(Recorded data)
◇ ◇ ◇ ◇ ◇ ◇ ◇

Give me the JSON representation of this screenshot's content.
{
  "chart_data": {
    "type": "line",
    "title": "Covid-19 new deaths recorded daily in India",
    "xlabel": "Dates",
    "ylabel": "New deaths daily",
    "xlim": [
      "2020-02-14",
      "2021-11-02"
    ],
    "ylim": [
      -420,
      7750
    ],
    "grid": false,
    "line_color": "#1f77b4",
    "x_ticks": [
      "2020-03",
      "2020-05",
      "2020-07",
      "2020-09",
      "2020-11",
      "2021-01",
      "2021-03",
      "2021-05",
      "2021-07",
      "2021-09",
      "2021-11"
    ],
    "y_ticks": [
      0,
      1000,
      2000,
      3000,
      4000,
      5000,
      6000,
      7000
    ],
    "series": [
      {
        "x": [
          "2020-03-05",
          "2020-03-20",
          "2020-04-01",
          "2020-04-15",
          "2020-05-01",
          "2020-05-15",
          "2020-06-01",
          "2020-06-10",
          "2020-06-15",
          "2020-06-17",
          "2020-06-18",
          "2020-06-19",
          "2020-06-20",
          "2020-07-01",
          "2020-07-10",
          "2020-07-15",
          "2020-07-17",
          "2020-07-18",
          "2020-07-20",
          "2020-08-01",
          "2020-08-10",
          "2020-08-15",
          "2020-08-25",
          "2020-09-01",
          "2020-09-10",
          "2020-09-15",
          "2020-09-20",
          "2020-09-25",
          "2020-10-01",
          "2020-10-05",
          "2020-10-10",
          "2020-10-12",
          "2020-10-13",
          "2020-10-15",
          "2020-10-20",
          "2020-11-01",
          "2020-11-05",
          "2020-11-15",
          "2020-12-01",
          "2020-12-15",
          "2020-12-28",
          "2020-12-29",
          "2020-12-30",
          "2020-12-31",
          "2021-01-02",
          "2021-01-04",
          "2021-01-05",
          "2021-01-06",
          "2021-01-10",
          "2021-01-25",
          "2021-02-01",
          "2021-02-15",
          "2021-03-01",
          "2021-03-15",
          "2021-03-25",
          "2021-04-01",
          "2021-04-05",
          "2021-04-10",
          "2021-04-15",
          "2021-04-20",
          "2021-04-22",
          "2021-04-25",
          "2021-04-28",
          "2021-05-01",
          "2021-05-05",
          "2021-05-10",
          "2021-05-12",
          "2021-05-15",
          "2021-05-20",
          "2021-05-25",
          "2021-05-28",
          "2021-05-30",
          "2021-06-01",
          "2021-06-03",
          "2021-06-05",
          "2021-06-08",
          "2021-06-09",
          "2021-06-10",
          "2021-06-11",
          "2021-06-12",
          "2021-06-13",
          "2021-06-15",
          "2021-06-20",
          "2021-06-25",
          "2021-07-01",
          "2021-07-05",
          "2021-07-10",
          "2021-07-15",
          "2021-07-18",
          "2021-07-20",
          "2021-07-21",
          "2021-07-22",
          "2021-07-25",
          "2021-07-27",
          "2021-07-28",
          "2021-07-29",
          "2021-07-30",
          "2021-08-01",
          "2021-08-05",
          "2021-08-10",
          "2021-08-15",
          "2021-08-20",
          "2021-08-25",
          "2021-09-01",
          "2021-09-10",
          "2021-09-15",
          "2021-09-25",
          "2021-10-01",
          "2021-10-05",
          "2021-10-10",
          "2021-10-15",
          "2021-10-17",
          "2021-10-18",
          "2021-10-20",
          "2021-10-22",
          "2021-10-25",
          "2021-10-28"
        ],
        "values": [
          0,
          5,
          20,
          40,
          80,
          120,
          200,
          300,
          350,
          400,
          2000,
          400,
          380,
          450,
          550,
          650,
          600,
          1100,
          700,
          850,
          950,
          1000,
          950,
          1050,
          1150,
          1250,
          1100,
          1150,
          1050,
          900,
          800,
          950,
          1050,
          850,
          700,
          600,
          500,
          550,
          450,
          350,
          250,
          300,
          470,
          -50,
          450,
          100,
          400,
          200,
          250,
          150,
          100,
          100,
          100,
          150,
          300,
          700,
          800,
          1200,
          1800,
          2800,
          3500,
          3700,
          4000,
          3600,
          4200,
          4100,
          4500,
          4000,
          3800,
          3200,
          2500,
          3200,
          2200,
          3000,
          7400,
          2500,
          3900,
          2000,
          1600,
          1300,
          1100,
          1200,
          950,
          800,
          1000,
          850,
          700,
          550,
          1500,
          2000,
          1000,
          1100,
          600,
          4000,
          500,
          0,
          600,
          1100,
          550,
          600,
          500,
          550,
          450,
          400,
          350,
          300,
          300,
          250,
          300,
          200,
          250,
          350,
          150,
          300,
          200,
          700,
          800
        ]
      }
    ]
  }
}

◇ ◇ ◇ ◇ ◇ ◇ ◇

◆ **What is being asked**
Collect the lines that hold "deaths".

◆ **Problem solution**
    "title": "Covid-19 new deaths recorded daily in India",
    "ylabel": "New deaths daily",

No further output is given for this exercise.